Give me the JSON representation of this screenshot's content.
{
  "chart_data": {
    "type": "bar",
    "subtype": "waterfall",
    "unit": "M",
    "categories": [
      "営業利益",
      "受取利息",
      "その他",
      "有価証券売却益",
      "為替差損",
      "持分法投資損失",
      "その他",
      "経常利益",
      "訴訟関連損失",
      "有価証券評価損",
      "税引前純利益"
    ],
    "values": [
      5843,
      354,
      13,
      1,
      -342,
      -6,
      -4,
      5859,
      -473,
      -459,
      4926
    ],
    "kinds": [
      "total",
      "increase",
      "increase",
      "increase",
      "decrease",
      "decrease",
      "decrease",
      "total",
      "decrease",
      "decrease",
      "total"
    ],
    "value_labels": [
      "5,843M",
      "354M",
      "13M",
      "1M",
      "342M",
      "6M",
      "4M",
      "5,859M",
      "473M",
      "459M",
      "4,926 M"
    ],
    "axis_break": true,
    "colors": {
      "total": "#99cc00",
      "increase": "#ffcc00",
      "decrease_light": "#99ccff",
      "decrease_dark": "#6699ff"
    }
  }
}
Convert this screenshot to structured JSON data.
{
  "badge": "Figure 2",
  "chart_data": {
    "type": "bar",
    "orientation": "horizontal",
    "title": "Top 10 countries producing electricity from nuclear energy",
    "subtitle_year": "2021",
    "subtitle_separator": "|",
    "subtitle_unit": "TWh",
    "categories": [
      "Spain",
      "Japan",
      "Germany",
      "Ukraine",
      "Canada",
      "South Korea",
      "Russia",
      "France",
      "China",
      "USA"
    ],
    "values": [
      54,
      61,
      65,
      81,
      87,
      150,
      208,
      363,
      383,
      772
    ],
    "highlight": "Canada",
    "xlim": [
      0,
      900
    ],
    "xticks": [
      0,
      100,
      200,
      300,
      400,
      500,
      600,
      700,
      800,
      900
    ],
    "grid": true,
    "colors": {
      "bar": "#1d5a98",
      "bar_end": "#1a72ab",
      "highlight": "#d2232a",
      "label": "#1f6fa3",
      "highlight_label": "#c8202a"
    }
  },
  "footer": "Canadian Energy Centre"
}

What is required - In the records above, find the line containing "Convert this screenshot"; please retype it and every line after it through the last line, exactly and with nothing else.

Written answer -
Convert this screenshot to structured JSON data.
{
  "badge": "Figure 2",
  "chart_data": {
    "type": "bar",
    "orientation": "horizontal",
    "title": "Top 10 countries producing electricity from nuclear energy",
    "subtitle_year": "2021",
    "subtitle_separator": "|",
    "subtitle_unit": "TWh",
    "categories": [
      "Spain",
      "Japan",
      "Germany",
      "Ukraine",
      "Canada",
      "South Korea",
      "Russia",
      "France",
      "China",
      "USA"
    ],
    "values": [
      54,
      61,
      65,
      81,
      87,
      150,
      208,
      363,
      383,
      772
    ],
    "highlight": "Canada",
    "xlim": [
      0,
      900
    ],
    "xticks": [
      0,
      100,
      200,
      300,
      400,
      500,
      600,
      700,
      800,
      900
    ],
    "grid": true,
    "colors": {
      "bar": "#1d5a98",
      "bar_end": "#1a72ab",
      "highlight": "#d2232a",
      "label": "#1f6fa3",
      "highlight_label": "#c8202a"
    }
  },
  "footer": "Canadian Energy Centre"
}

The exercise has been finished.